■ Task details: Nothing in the data should change when you return it, but leave the pictures out.
─── Supplied entries
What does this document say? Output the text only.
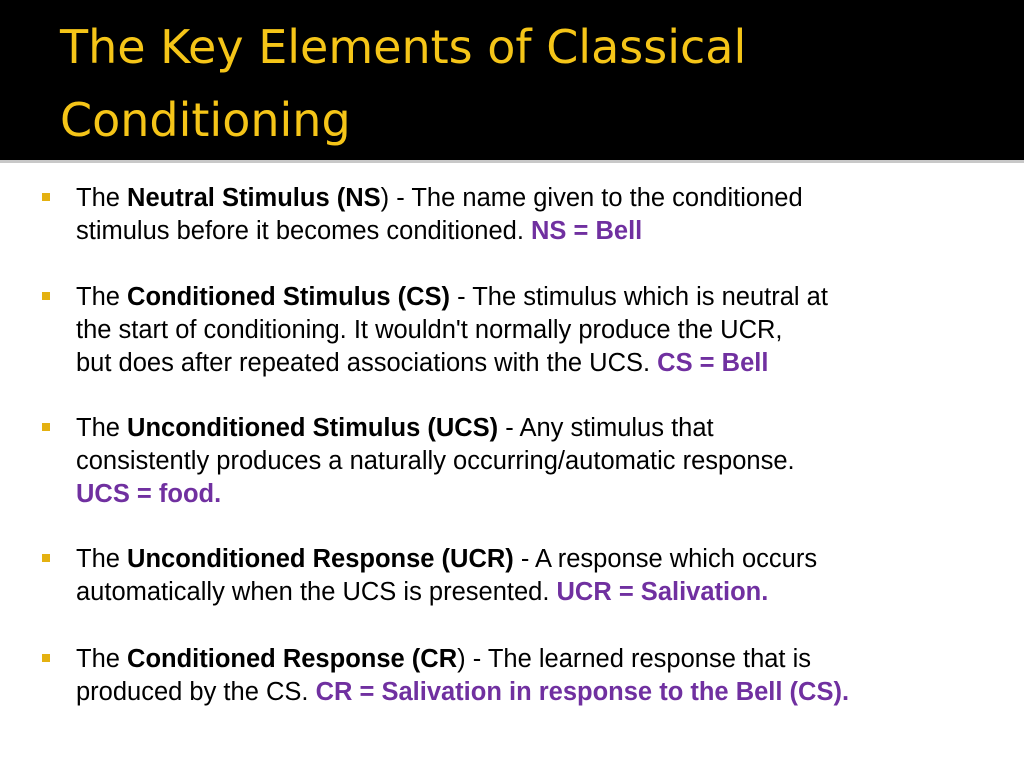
The Key Elements of Classical
Conditioning
The Neutral Stimulus (NS) - The name given to the conditioned
stimulus before it becomes conditioned. NS = Bell
The Conditioned Stimulus (CS) - The stimulus which is neutral at
the start of conditioning. It wouldn't normally produce the UCR,
but does after repeated associations with the UCS. CS = Bell
The Unconditioned Stimulus (UCS) - Any stimulus that
consistently produces a naturally occurring/automatic response.
UCS = food.
The Unconditioned Response (UCR) - A response which occurs
automatically when the UCS is presented. UCR = Salivation.
The Conditioned Response (CR) - The learned response that is
produced by the CS. CR = Salivation in response to the Bell (CS).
──────
■ Answer to the task:
What does this document say? Output the text only.
The Key Elements of Classical
Conditioning
The Neutral Stimulus (NS) - The name given to the conditioned
stimulus before it becomes conditioned. NS = Bell
The Conditioned Stimulus (CS) - The stimulus which is neutral at
the start of conditioning. It wouldn't normally produce the UCR,
but does after repeated associations with the UCS. CS = Bell
The Unconditioned Stimulus (UCS) - Any stimulus that
consistently produces a naturally occurring/automatic response.
UCS = food.
The Unconditioned Response (UCR) - A response which occurs
automatically when the UCS is presented. UCR = Salivation.
The Conditioned Response (CR) - The learned response that is
produced by the CS. CR = Salivation in response to the Bell (CS).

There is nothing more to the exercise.